-- start RECORDS --

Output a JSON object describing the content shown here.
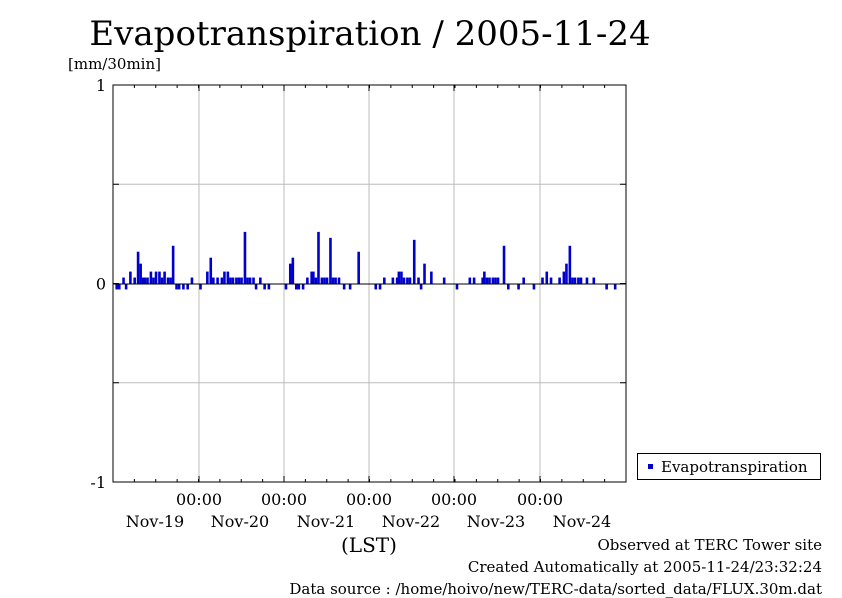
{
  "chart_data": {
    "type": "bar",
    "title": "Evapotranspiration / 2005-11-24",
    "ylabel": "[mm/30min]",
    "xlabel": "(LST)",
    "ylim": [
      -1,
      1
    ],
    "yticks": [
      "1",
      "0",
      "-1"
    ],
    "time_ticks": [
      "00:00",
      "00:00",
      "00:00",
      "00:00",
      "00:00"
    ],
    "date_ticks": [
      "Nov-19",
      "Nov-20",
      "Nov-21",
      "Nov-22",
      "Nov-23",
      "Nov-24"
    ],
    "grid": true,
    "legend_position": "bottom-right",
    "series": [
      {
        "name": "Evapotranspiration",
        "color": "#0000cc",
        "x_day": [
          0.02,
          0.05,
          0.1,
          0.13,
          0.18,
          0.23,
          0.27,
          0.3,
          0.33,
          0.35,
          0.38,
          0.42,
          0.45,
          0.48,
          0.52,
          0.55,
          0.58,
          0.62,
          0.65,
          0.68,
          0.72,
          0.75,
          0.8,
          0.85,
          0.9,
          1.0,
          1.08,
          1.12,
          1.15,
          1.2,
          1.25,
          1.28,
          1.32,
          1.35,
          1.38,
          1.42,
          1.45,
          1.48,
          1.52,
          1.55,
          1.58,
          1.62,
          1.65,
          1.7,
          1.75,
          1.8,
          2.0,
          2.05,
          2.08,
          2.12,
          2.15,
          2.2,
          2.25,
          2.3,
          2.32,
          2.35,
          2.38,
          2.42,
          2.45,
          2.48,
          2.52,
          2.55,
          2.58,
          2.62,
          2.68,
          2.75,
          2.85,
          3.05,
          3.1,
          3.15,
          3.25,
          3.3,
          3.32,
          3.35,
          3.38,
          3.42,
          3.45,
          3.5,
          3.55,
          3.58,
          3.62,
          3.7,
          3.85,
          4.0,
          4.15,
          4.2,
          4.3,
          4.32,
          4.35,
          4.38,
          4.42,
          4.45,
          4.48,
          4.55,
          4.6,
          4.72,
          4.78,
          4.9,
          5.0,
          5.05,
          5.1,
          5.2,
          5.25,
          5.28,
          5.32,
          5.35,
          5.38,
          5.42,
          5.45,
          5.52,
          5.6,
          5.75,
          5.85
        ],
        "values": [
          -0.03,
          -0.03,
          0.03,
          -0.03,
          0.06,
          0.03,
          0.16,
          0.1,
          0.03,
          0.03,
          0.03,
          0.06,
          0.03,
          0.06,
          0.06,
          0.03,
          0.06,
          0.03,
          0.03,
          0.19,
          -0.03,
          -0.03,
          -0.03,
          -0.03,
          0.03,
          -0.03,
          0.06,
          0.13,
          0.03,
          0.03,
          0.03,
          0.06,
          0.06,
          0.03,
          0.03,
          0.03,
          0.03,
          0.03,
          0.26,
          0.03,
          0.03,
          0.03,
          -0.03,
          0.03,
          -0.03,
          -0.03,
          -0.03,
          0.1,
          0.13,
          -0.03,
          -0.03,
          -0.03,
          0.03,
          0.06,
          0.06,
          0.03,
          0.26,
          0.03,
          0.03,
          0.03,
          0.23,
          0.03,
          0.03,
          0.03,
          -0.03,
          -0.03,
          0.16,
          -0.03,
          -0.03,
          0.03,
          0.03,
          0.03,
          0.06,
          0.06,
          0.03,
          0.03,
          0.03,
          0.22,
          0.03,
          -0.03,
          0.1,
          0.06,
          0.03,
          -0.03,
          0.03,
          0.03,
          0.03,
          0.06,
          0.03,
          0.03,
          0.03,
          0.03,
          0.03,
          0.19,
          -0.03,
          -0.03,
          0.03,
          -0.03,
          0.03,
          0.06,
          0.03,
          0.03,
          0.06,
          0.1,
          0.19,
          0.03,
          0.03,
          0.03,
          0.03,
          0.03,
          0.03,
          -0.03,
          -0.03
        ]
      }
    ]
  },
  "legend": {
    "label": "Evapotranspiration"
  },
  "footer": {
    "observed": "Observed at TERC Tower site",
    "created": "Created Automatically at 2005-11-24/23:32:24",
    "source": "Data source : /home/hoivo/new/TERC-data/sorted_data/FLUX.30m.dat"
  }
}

-- end RECORDS --

What is the number of lines containing "TERC"? Give that number only.

2